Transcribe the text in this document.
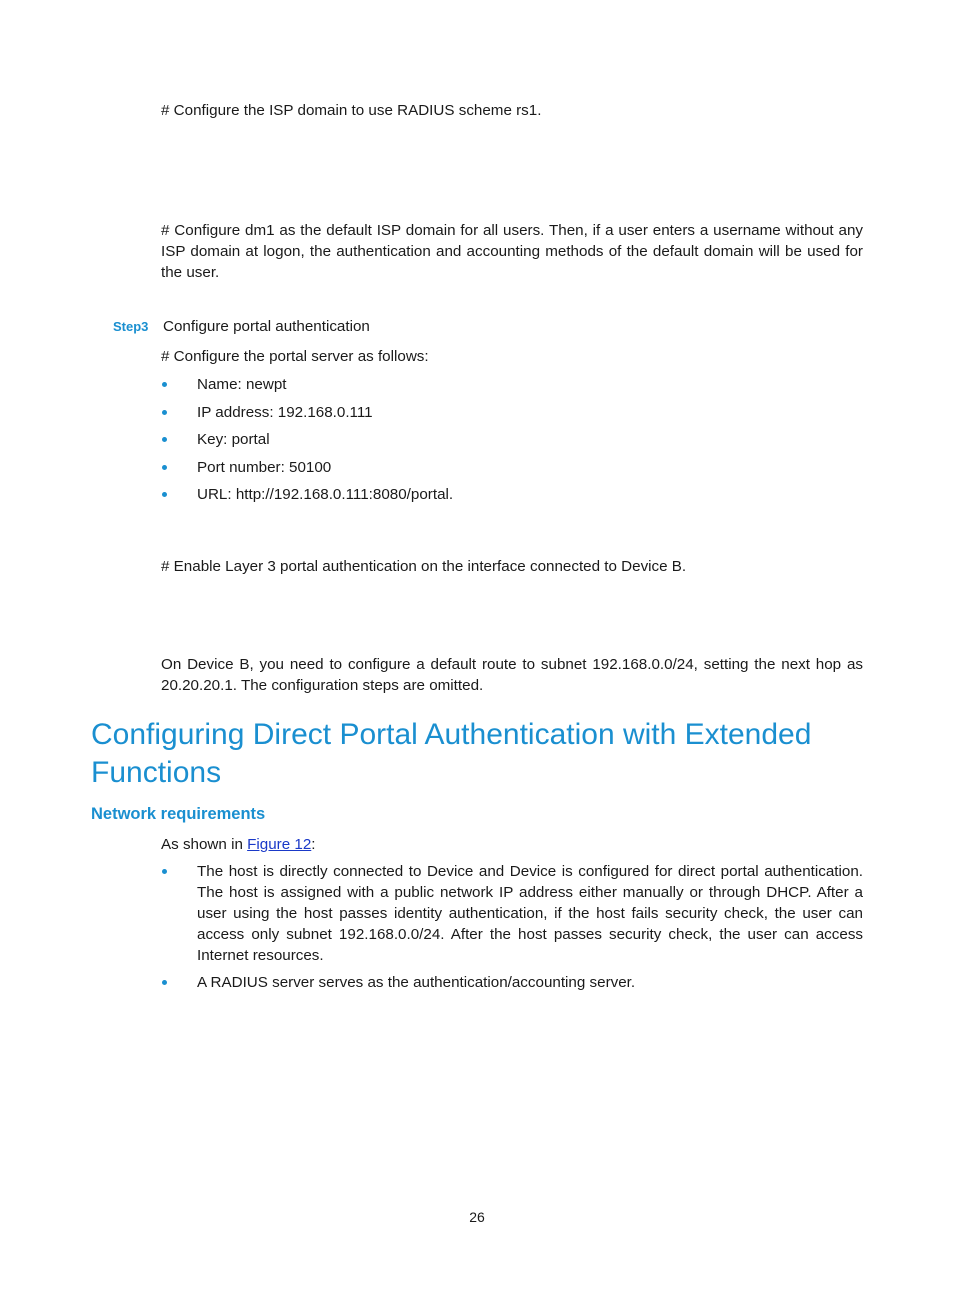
# Configure the ISP domain to use RADIUS scheme rs1.

# Configure dm1 as the default ISP domain for all users. Then, if a user enters a username without any ISP domain at logon, the authentication and accounting methods of the default domain will be used for the user.

Step3 Configure portal authentication

# Configure the portal server as follows:

Name: newpt
IP address: 192.168.0.111
Key: portal
Port number: 50100
URL: http://192.168.0.111:8080/portal.

# Enable Layer 3 portal authentication on the interface connected to Device B.

On Device B, you need to configure a default route to subnet 192.168.0.0/24, setting the next hop as 20.20.20.1. The configuration steps are omitted.

Configuring Direct Portal Authentication with Extended Functions
Network requirements

As shown in Figure 12:

The host is directly connected to Device and Device is configured for direct portal authentication. The host is assigned with a public network IP address either manually or through DHCP. After a user using the host passes identity authentication, if the host fails security check, the user can access only subnet 192.168.0.0/24. After the host passes security check, the user can access Internet resources.
A RADIUS server serves as the authentication/accounting server.
26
========
Copy out every line in the entries above that holds "address".

* RESPONSE *
IP address: 192.168.0.111
The host is directly connected to Device and Device is configured for direct portal authentication. The host is assigned with a public network IP address either manually or through DHCP. After a user using the host passes identity authentication, if the host fails security check, the user can access only subnet 192.168.0.0/24. After the host passes security check, the user can access Internet resources.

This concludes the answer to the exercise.